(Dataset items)
********************
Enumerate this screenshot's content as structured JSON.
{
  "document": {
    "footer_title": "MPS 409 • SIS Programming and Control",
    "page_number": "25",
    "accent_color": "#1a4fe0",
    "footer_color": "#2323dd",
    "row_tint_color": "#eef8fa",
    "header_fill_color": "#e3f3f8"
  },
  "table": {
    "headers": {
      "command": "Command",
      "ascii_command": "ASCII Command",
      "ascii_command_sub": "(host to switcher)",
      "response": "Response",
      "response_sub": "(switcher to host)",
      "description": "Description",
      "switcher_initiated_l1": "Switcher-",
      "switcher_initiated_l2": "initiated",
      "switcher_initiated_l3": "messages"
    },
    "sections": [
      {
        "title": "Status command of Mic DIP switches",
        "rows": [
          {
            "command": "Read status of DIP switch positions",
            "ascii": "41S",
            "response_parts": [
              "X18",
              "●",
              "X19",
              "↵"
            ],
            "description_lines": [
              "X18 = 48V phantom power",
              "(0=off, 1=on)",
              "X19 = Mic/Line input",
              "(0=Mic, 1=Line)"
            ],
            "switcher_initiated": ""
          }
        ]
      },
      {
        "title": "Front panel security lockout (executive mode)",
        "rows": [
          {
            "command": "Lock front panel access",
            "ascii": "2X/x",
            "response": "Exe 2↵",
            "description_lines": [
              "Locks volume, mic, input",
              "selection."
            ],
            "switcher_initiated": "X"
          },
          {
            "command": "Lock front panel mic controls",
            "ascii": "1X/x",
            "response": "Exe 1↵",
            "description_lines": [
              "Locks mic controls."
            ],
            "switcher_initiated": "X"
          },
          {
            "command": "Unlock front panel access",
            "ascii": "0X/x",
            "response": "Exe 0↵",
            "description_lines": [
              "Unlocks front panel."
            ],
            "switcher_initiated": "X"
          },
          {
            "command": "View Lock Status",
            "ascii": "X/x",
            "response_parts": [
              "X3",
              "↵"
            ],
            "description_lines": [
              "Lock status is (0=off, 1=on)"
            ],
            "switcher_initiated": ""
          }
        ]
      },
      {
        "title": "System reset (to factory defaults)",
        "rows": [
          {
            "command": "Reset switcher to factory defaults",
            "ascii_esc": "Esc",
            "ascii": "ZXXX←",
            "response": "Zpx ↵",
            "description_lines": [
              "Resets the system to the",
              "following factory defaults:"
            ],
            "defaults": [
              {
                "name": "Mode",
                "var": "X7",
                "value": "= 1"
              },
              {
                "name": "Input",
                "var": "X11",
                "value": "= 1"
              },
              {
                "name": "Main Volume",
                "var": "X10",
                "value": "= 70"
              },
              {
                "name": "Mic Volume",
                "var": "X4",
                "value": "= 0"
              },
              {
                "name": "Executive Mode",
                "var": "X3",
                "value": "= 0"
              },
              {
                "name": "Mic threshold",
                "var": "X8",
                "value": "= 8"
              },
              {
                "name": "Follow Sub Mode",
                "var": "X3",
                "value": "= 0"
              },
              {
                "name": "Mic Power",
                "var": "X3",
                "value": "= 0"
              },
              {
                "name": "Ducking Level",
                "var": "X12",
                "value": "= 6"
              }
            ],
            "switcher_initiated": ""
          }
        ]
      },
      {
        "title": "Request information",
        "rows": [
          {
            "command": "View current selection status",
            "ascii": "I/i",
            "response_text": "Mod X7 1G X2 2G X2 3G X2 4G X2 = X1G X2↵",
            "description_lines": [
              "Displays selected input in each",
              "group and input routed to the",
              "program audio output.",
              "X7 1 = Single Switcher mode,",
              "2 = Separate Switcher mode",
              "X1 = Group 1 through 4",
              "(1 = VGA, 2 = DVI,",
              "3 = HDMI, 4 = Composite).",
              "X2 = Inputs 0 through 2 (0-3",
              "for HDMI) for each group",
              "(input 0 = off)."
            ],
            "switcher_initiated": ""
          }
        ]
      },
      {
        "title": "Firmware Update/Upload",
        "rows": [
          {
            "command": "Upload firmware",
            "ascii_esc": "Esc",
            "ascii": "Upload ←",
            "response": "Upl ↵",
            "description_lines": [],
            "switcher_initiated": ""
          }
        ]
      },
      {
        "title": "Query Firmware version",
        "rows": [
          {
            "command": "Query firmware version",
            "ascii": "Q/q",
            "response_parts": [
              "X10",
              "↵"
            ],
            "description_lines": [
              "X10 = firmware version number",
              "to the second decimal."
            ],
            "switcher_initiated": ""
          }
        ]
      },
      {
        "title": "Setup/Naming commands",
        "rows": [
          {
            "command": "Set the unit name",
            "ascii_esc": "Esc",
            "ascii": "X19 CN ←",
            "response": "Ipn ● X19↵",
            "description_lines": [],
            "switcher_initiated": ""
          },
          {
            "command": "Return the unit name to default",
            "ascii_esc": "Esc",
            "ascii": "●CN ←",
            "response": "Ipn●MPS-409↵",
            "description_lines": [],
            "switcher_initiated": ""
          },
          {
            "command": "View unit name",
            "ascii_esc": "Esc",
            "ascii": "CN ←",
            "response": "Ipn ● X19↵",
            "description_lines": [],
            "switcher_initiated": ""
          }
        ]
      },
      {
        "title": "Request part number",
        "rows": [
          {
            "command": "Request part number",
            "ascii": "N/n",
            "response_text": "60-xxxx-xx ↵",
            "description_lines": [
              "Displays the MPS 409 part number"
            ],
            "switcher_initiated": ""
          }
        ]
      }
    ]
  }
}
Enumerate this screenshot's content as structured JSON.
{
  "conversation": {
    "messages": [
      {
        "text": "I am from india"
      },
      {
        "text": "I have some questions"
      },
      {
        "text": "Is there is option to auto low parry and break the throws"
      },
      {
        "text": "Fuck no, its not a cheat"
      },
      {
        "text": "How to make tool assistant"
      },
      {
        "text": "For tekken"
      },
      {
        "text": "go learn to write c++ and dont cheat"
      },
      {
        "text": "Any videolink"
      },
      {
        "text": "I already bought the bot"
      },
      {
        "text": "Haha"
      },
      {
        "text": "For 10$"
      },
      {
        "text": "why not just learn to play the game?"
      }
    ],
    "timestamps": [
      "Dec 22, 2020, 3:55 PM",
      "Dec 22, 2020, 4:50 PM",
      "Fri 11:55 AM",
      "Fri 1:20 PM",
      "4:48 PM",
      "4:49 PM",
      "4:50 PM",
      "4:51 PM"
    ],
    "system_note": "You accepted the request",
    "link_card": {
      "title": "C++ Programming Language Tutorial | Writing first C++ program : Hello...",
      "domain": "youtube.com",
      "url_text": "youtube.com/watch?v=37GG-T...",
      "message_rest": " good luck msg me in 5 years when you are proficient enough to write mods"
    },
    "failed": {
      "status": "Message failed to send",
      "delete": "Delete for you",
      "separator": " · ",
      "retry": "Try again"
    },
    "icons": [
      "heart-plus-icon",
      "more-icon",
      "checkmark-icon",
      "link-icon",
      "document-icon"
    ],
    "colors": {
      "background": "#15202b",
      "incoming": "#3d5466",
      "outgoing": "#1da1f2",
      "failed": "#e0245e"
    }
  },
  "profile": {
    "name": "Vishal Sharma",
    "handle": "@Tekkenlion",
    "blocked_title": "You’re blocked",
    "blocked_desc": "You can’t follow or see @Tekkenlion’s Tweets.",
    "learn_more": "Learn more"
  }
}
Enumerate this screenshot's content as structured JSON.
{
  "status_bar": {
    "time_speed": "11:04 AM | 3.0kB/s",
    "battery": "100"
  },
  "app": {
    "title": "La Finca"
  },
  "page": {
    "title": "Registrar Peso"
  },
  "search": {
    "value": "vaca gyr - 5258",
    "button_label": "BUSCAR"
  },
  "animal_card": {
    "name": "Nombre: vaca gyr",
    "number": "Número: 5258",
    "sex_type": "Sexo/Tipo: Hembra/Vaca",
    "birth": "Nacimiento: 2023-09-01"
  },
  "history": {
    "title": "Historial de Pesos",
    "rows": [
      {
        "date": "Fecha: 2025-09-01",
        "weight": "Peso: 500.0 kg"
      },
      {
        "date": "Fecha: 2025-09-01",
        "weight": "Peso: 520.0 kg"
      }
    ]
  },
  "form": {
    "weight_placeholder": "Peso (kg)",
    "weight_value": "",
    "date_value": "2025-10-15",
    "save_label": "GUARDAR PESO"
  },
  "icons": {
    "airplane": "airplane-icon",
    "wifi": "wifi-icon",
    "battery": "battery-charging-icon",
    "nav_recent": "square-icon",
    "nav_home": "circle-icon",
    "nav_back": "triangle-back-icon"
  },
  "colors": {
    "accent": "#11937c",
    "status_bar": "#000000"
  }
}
********************
(The task) Going through the lines above one by one, tally those with the word "cheat" and give only the total.

(Exercise response) 2